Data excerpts
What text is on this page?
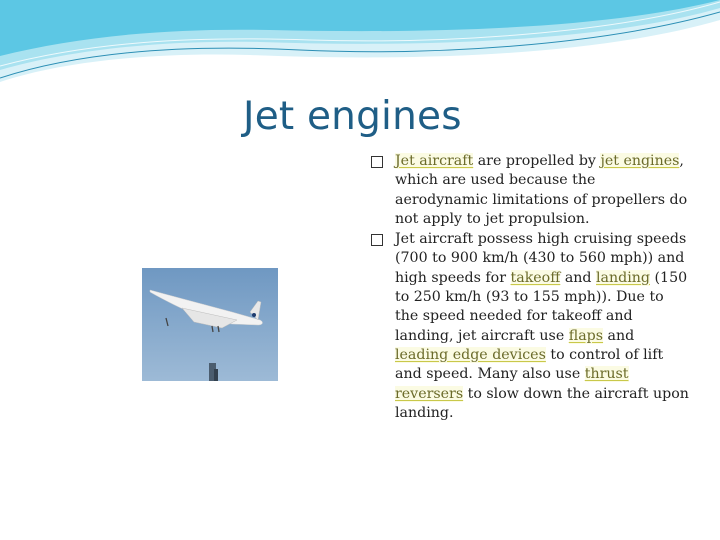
Jet engines

Jet aircraft are propelled by jet engines, which are used because the aerodynamic limitations of propellers do not apply to jet propulsion.

Jet aircraft possess high cruising speeds (700 to 900 km/h (430 to 560 mph)) and high speeds for takeoff and landing (150 to 250 km/h (93 to 155 mph)). Due to the speed needed for takeoff and landing, jet aircraft use flaps and leading edge devices to control of lift and speed. Many also use thrust reversers to slow down the aircraft upon landing.
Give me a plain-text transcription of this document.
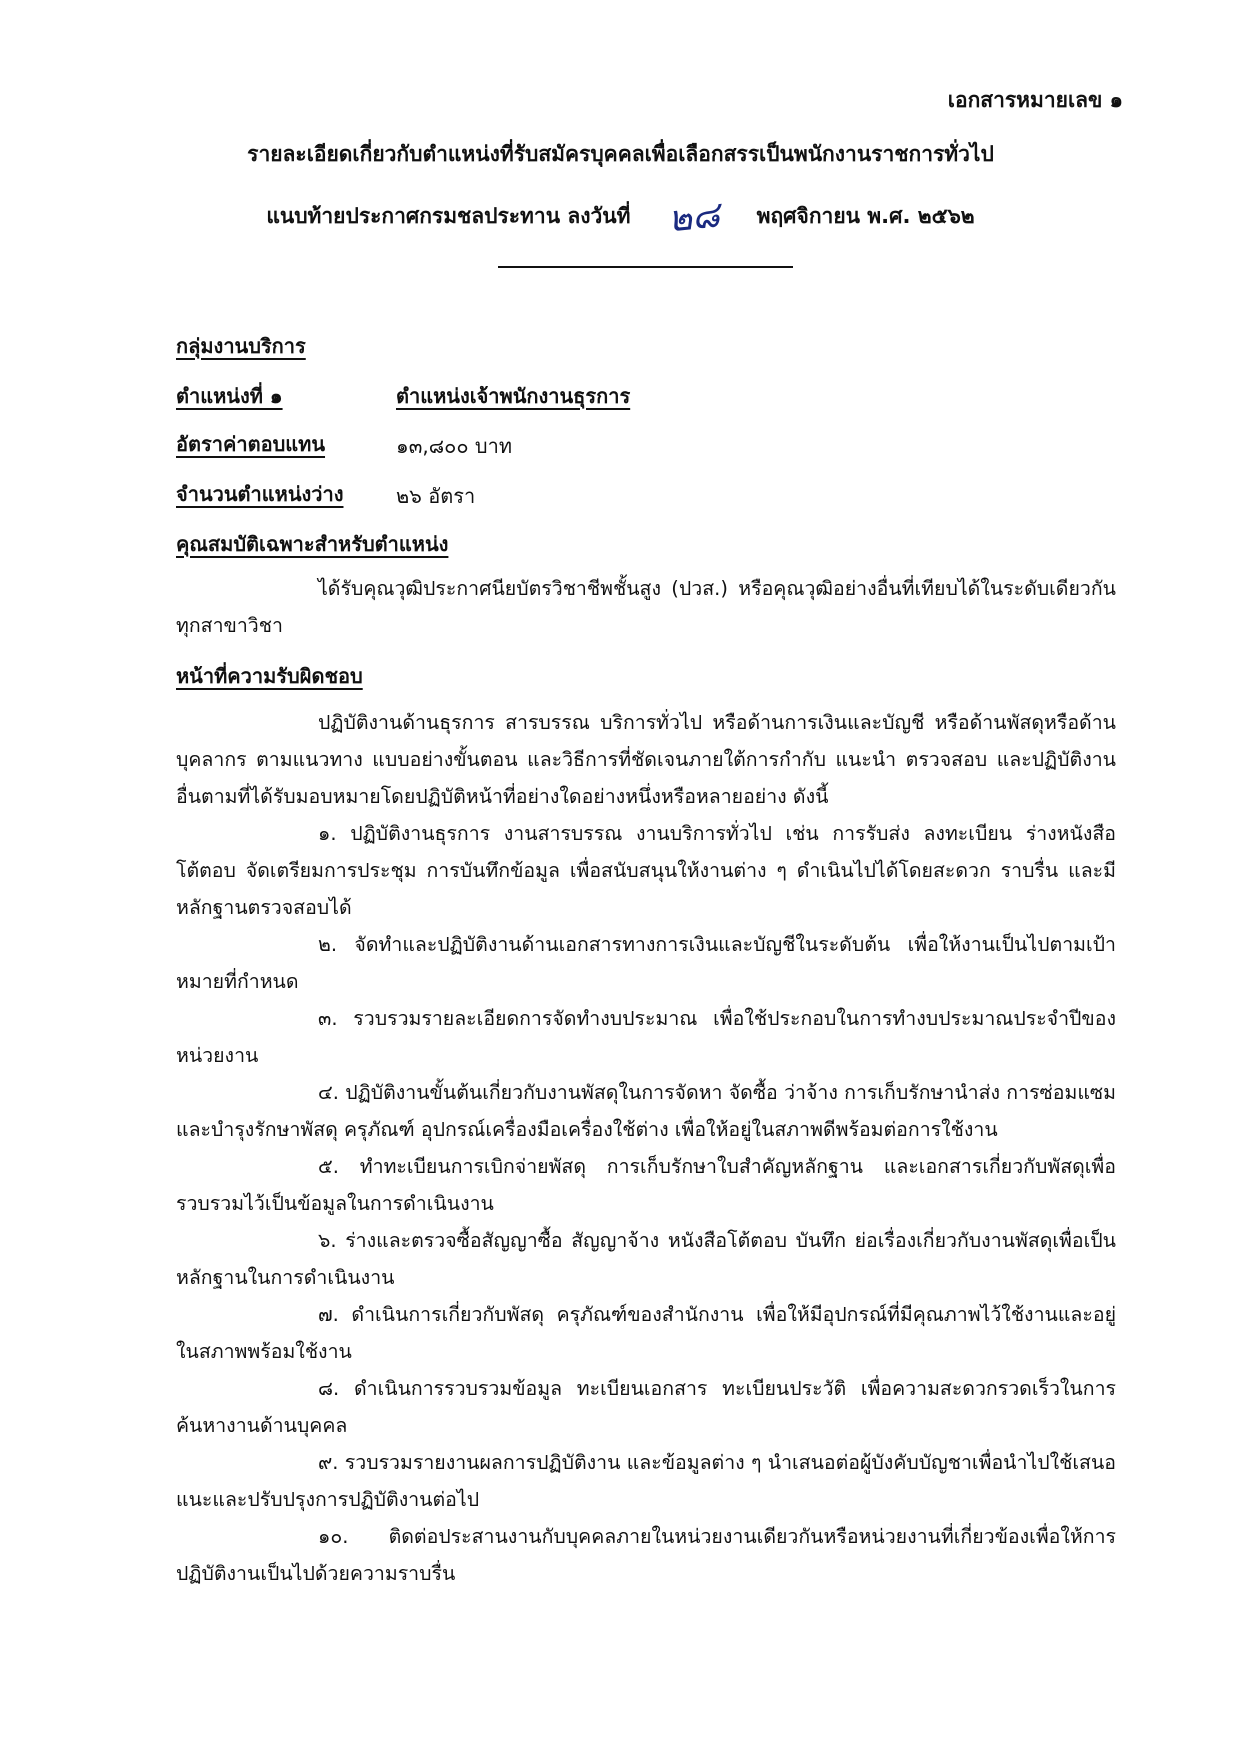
เอกสารหมายเลข ๑
รายละเอียดเกี่ยวกับตำแหน่งที่รับสมัครบุคคลเพื่อเลือกสรรเป็นพนักงานราชการทั่วไป
แนบท้ายประกาศกรมชลประทาน ลงวันที่ ๒๘ พฤศจิกายน พ.ศ. ๒๕๖๒
กลุ่มงานบริการ
ตำแหน่งที่ ๑	ตำแหน่งเจ้าพนักงานธุรการ
อัตราค่าตอบแทน	๑๓,๘๐๐ บาท
จำนวนตำแหน่งว่าง	๒๖ อัตรา
คุณสมบัติเฉพาะสำหรับตำแหน่ง

ได้รับคุณวุฒิประกาศนียบัตรวิชาชีพชั้นสูง (ปวส.) หรือคุณวุฒิอย่างอื่นที่เทียบได้ในระดับเดียวกัน ทุกสาขาวิชา

หน้าที่ความรับผิดชอบ

ปฏิบัติงานด้านธุรการ สารบรรณ บริการทั่วไป หรือด้านการเงินและบัญชี หรือด้านพัสดุหรือด้านบุคลากร ตามแนวทาง แบบอย่างขั้นตอน และวิธีการที่ชัดเจนภายใต้การกำกับ แนะนำ ตรวจสอบ และปฏิบัติงานอื่นตามที่ได้รับมอบหมายโดยปฏิบัติหน้าที่อย่างใดอย่างหนึ่งหรือหลายอย่าง ดังนี้

๑. ปฏิบัติงานธุรการ งานสารบรรณ งานบริการทั่วไป เช่น การรับส่ง ลงทะเบียน ร่างหนังสือโต้ตอบ จัดเตรียมการประชุม การบันทึกข้อมูล เพื่อสนับสนุนให้งานต่าง ๆ ดำเนินไปได้โดยสะดวก ราบรื่น และมีหลักฐานตรวจสอบได้

๒. จัดทำและปฏิบัติงานด้านเอกสารทางการเงินและบัญชีในระดับต้น เพื่อให้งานเป็นไปตามเป้าหมายที่กำหนด

๓. รวบรวมรายละเอียดการจัดทำงบประมาณ เพื่อใช้ประกอบในการทำงบประมาณประจำปีของหน่วยงาน

๔. ปฏิบัติงานขั้นต้นเกี่ยวกับงานพัสดุในการจัดหา จัดซื้อ ว่าจ้าง การเก็บรักษานำส่ง การซ่อมแซมและบำรุงรักษาพัสดุ ครุภัณฑ์ อุปกรณ์เครื่องมือเครื่องใช้ต่าง เพื่อให้อยู่ในสภาพดีพร้อมต่อการใช้งาน

๕. ทำทะเบียนการเบิกจ่ายพัสดุ การเก็บรักษาใบสำคัญหลักฐาน และเอกสารเกี่ยวกับพัสดุเพื่อรวบรวมไว้เป็นข้อมูลในการดำเนินงาน

๖. ร่างและตรวจซื้อสัญญาซื้อ สัญญาจ้าง หนังสือโต้ตอบ บันทึก ย่อเรื่องเกี่ยวกับงานพัสดุเพื่อเป็นหลักฐานในการดำเนินงาน

๗. ดำเนินการเกี่ยวกับพัสดุ ครุภัณฑ์ของสำนักงาน เพื่อให้มีอุปกรณ์ที่มีคุณภาพไว้ใช้งานและอยู่ในสภาพพร้อมใช้งาน

๘. ดำเนินการรวบรวมข้อมูล ทะเบียนเอกสาร ทะเบียนประวัติ เพื่อความสะดวกรวดเร็วในการค้นหางานด้านบุคคล

๙. รวบรวมรายงานผลการปฏิบัติงาน และข้อมูลต่าง ๆ นำเสนอต่อผู้บังคับบัญชาเพื่อนำไปใช้เสนอแนะและปรับปรุงการปฏิบัติงานต่อไป

๑๐. ติดต่อประสานงานกับบุคคลภายในหน่วยงานเดียวกันหรือหน่วยงานที่เกี่ยวข้องเพื่อให้การปฏิบัติงานเป็นไปด้วยความราบรื่น
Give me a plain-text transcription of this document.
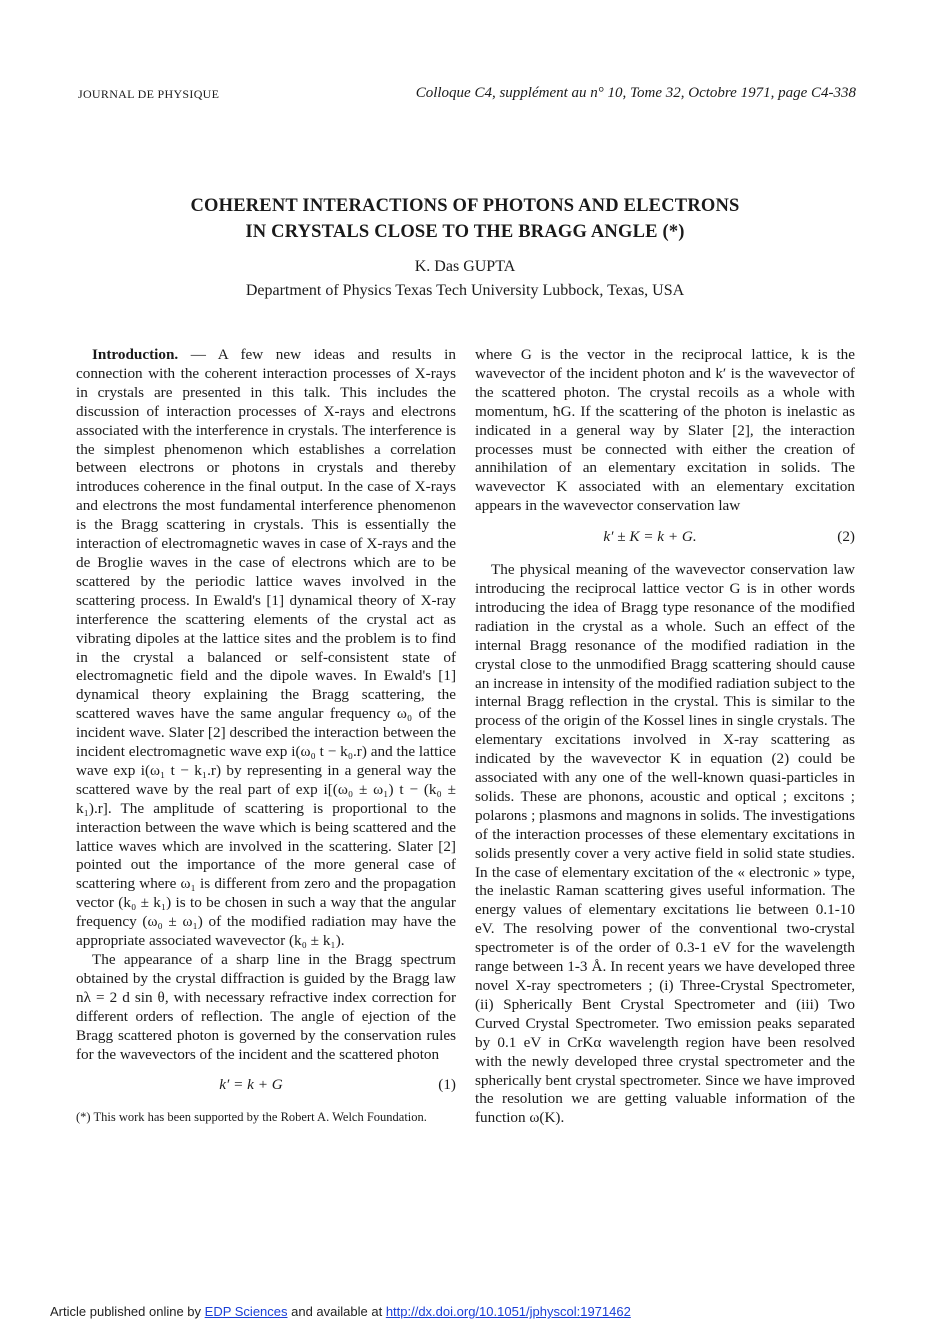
JOURNAL DE PHYSIQUE	Colloque C4, supplément au n° 10, Tome 32, Octobre 1971, page C4-338
COHERENT INTERACTIONS OF PHOTONS AND ELECTRONS
IN CRYSTALS CLOSE TO THE BRAGG ANGLE (*)
K. Das GUPTA
Department of Physics Texas Tech University Lubbock, Texas, USA

Introduction. — A few new ideas and results in connection with the coherent interaction processes of X-rays in crystals are presented in this talk. This includes the discussion of interaction processes of X-rays and electrons associated with the interference in crystals. The interference is the simplest phenomenon which establishes a correlation between electrons or photons in crystals and thereby introduces coherence in the final output. In the case of X-rays and electrons the most fundamental interference phenomenon is the Bragg scattering in crystals. This is essentially the interaction of electromagnetic waves in case of X-rays and the de Broglie waves in the case of electrons which are to be scattered by the periodic lattice waves involved in the scattering process. In Ewald's [1] dynamical theory of X-ray interference the scattering elements of the crystal act as vibrating dipoles at the lattice sites and the problem is to find in the crystal a balanced or self-consistent state of electromagnetic field and the dipole waves. In Ewald's [1] dynamical theory explaining the Bragg scattering, the scattered waves have the same angular frequency ω₀ of the incident wave. Slater [2] described the interaction between the incident electromagnetic wave exp i(ω₀ t − k₀.r) and the lattice wave exp i(ω₁ t − k₁.r) by representing in a general way the scattered wave by the real part of exp i[(ω₀ ± ω₁) t − (k₀ ± k₁).r]. The amplitude of scattering is proportional to the interaction between the wave which is being scattered and the lattice waves which are involved in the scattering. Slater [2] pointed out the importance of the more general case of scattering where ω₁ is different from zero and the propagation vector (k₀ ± k₁) is to be chosen in such a way that the angular frequency (ω₀ ± ω₁) of the modified radiation may have the appropriate associated wavevector (k₀ ± k₁).

The appearance of a sharp line in the Bragg spectrum obtained by the crystal diffraction is guided by the Bragg law nλ = 2 d sin θ, with necessary refractive index correction for different orders of reflection. The angle of ejection of the Bragg scattered photon is governed by the conservation rules for the wavevectors of the incident and the scattered photon

k′ = k + G	(1)

(*) This work has been supported by the Robert A. Welch Foundation.

where G is the vector in the reciprocal lattice, k is the wavevector of the incident photon and k′ is the wavevector of the scattered photon. The crystal recoils as a whole with momentum, ħG. If the scattering of the photon is inelastic as indicated in a general way by Slater [2], the interaction processes must be connected with either the creation of annihilation of an elementary excitation in solids. The wavevector K associated with an elementary excitation appears in the wavevector conservation law

k′ ± K = k + G.	(2)

The physical meaning of the wavevector conservation law introducing the reciprocal lattice vector G is in other words introducing the idea of Bragg type resonance of the modified radiation in the crystal as a whole. Such an effect of the internal Bragg resonance of the modified radiation in the crystal close to the unmodified Bragg scattering should cause an increase in intensity of the modified radiation subject to the internal Bragg reflection in the crystal. This is similar to the process of the origin of the Kossel lines in single crystals. The elementary excitations involved in X-ray scattering as indicated by the wavevector K in equation (2) could be associated with any one of the well-known quasi-particles in solids. These are phonons, acoustic and optical ; excitons ; polarons ; plasmons and magnons in solids. The investigations of the interaction processes of these elementary excitations in solids presently cover a very active field in solid state studies. In the case of elementary excitation of the « electronic » type, the inelastic Raman scattering gives useful information. The energy values of elementary excitations lie between 0.1-10 eV. The resolving power of the conventional two-crystal spectrometer is of the order of 0.3-1 eV for the wavelength range between 1-3 Å. In recent years we have developed three novel X-ray spectrometers ; (i) Three-Crystal Spectrometer, (ii) Spherically Bent Crystal Spectrometer and (iii) Two Curved Crystal Spectrometer. Two emission peaks separated by 0.1 eV in CrKα wavelength region have been resolved with the newly developed three crystal spectrometer and the spherically bent crystal spectrometer. Since we have improved the resolution we are getting valuable information of the function ω(K).

Article published online by EDP Sciences and available at http://dx.doi.org/10.1051/jphyscol:1971462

**Short task**
Extract from the data every line where "บงานพ" shows up.

**Solution to this task**
๔. ปฏิบัติงานขั้นต้นเกี่ยวกับงานพัสดุในการจัดหา จัดซื้อ ว่าจ้าง การเก็บรักษานำส่ง การซ่อมแซมและบำรุงรักษาพัสดุ ครุภัณฑ์ อุปกรณ์เครื่องมือเครื่องใช้ต่าง เพื่อให้อยู่ในสภาพดีพร้อมต่อการใช้งาน
๖. ร่างและตรวจซื้อสัญญาซื้อ สัญญาจ้าง หนังสือโต้ตอบ บันทึก ย่อเรื่องเกี่ยวกับงานพัสดุเพื่อเป็นหลักฐานในการดำเนินงาน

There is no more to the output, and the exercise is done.